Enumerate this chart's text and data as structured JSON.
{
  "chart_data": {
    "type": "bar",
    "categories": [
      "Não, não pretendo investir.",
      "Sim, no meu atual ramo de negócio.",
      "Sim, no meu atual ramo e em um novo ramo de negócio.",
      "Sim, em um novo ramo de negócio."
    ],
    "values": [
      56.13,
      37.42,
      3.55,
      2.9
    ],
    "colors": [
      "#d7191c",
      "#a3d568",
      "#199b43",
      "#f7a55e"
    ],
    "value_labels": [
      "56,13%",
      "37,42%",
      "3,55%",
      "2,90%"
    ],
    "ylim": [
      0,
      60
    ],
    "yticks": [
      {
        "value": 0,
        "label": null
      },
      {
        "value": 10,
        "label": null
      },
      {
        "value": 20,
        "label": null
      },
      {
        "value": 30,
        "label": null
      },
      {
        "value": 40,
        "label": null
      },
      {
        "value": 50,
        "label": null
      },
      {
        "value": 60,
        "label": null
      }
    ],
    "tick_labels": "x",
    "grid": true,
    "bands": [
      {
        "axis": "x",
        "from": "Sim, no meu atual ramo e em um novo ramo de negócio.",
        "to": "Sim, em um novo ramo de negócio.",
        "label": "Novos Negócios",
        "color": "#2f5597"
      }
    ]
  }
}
★ ★ ★ ★ ★ ★ ★
Task:
Scan the material above. Return every line containing the string "ramo".

Right answer:
      "Sim, no meu atual ramo de negócio.",
      "Sim, no meu atual ramo e em um novo ramo de negócio.",
      "Sim, em um novo ramo de negócio."
        "from": "Sim, no meu atual ramo e em um novo ramo de negócio.",
        "to": "Sim, em um novo ramo de negócio.",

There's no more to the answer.